_THE TASK_:
Work out the number of lines in the listing that include the string "JSON". Reply with that number alone.

── EXCERPTED DATA

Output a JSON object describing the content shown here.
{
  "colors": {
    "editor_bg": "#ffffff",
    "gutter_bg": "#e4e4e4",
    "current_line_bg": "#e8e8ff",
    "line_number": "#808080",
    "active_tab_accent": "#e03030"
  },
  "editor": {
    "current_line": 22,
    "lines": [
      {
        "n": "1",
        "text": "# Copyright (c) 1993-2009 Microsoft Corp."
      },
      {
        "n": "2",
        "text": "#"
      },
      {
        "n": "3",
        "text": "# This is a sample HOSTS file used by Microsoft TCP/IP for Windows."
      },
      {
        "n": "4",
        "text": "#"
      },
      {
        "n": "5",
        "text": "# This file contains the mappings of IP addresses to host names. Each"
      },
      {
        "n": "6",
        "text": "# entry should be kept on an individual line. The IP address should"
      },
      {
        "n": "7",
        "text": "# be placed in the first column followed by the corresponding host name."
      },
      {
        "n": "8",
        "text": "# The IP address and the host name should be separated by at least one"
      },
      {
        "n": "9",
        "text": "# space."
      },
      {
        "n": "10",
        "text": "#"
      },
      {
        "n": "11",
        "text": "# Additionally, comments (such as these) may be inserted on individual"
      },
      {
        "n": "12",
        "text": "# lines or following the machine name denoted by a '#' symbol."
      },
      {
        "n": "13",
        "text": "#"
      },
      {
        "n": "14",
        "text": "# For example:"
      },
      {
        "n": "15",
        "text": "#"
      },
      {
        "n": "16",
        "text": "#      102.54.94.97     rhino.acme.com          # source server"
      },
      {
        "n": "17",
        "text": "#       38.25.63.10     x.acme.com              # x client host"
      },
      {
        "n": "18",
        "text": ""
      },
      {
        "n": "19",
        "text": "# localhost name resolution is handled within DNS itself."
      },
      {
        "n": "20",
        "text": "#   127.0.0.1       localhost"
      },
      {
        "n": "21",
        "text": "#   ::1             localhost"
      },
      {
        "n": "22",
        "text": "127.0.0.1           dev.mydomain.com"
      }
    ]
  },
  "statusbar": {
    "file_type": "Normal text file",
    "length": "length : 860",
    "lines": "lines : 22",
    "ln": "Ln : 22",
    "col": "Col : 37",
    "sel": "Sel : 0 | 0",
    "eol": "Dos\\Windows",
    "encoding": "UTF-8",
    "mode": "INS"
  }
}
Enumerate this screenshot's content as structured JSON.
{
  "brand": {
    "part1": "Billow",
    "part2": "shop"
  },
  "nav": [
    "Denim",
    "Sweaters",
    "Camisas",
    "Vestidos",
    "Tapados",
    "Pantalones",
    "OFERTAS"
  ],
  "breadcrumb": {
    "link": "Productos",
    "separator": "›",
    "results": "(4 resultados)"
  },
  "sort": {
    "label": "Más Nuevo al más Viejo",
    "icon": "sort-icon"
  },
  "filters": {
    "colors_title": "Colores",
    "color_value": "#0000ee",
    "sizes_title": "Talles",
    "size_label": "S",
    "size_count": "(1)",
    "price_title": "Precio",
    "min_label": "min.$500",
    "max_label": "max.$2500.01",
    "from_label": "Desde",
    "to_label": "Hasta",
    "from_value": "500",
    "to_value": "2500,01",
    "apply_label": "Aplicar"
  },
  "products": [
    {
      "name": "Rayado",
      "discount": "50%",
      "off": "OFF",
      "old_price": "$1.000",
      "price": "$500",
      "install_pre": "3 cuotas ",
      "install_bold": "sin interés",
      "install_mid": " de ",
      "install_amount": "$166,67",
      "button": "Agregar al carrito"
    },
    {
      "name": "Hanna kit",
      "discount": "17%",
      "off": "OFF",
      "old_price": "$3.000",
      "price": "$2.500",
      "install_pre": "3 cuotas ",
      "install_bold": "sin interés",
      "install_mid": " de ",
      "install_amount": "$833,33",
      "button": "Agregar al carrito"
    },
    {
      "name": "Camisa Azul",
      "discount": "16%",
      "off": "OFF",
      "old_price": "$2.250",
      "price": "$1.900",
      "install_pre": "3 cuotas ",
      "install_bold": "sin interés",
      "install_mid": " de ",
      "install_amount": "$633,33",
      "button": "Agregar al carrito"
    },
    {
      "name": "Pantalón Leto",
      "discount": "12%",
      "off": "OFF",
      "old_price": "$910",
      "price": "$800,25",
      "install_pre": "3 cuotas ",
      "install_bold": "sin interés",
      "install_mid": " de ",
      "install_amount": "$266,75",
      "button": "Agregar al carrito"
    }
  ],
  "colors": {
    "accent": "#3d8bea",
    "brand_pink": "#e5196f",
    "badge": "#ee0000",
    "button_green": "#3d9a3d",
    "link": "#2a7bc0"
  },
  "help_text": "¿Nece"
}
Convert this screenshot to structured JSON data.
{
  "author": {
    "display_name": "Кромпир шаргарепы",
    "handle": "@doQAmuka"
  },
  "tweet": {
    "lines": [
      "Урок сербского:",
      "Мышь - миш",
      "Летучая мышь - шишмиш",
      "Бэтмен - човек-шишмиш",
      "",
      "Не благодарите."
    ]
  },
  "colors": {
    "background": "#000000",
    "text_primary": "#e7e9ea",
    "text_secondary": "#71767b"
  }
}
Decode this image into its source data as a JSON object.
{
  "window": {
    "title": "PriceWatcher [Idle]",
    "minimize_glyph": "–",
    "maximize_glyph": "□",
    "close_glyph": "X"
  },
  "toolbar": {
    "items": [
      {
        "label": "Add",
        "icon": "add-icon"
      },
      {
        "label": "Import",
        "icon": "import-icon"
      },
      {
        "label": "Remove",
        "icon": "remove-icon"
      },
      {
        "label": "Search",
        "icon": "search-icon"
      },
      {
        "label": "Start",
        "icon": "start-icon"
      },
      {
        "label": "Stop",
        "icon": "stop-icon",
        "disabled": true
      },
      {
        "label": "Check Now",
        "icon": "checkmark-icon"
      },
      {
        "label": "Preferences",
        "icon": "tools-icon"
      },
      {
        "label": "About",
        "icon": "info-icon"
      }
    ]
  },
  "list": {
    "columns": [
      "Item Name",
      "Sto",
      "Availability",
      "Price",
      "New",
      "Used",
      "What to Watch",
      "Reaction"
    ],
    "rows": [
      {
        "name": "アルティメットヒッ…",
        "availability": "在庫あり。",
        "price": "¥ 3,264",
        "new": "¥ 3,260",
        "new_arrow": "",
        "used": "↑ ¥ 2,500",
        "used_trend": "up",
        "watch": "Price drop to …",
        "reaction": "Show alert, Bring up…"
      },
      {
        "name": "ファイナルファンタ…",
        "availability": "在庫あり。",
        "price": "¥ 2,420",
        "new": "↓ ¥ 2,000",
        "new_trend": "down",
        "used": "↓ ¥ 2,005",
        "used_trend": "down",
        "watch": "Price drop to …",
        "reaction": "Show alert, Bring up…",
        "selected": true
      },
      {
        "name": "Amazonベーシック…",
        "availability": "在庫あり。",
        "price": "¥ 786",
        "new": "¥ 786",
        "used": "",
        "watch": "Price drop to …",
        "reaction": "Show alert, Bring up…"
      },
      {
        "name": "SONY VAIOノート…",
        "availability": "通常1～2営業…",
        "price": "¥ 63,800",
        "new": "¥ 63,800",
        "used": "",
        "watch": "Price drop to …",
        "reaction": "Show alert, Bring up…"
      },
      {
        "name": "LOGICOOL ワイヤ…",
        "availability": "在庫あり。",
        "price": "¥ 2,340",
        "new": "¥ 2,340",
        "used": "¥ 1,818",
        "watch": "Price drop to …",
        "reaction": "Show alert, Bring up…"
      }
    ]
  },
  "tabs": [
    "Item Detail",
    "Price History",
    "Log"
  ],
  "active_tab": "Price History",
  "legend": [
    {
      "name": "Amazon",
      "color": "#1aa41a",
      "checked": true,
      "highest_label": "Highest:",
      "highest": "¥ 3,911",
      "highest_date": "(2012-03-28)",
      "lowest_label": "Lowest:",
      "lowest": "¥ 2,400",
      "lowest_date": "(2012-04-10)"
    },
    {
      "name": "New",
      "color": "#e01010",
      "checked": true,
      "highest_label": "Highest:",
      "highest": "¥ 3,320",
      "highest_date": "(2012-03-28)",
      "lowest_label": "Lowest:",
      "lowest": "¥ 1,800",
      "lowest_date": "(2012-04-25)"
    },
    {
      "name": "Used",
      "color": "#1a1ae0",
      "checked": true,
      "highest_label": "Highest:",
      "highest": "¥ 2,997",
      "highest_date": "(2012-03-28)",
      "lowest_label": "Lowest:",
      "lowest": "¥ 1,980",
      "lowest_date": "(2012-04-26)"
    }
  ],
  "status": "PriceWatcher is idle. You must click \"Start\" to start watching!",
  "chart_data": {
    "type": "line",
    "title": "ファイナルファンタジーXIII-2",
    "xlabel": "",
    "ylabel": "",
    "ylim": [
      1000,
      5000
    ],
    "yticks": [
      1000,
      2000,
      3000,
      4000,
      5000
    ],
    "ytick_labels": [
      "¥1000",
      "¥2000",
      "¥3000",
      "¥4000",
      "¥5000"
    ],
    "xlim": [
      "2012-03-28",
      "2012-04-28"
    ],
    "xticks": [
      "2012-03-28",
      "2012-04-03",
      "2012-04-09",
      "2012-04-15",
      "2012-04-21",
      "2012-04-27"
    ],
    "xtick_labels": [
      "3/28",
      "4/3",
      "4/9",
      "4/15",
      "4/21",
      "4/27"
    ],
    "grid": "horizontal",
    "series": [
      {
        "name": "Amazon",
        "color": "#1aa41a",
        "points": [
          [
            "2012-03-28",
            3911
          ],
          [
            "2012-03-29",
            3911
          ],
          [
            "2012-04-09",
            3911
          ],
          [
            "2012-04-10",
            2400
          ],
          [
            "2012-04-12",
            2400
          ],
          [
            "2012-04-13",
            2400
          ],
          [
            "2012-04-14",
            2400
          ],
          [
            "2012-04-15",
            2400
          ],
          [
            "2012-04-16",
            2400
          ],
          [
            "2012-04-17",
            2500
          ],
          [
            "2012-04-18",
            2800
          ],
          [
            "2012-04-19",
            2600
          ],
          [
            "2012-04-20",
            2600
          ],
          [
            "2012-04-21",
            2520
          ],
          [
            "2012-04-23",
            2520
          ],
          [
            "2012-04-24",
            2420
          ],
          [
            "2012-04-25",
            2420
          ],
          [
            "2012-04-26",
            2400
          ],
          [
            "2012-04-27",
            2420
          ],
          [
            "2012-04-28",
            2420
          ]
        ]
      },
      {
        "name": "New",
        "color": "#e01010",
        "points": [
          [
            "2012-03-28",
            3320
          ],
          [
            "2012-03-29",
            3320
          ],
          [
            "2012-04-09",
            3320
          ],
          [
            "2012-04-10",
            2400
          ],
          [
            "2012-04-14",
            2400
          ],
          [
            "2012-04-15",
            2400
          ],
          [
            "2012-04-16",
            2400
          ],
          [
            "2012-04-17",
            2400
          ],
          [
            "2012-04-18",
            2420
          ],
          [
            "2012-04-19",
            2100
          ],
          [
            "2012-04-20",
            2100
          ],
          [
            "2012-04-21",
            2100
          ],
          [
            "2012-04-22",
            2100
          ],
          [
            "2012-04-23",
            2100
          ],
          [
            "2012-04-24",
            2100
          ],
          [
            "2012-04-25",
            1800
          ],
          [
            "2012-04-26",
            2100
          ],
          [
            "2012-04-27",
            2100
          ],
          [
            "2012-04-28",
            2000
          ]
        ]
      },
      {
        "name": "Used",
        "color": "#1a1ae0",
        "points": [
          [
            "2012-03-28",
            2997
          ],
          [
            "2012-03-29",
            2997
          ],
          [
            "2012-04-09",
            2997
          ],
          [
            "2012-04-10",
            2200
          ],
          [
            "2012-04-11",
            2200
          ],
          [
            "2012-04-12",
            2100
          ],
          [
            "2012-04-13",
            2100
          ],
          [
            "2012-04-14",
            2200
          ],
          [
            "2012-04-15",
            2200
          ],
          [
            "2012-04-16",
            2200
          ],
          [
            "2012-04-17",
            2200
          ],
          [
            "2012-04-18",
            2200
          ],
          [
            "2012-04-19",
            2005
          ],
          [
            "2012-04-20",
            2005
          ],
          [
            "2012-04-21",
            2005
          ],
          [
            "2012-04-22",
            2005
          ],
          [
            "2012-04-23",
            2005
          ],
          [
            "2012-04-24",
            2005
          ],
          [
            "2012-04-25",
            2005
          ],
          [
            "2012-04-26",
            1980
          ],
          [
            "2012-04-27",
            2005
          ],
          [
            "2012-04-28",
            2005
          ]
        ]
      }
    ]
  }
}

────

_SOLVED EXERCISE_:
4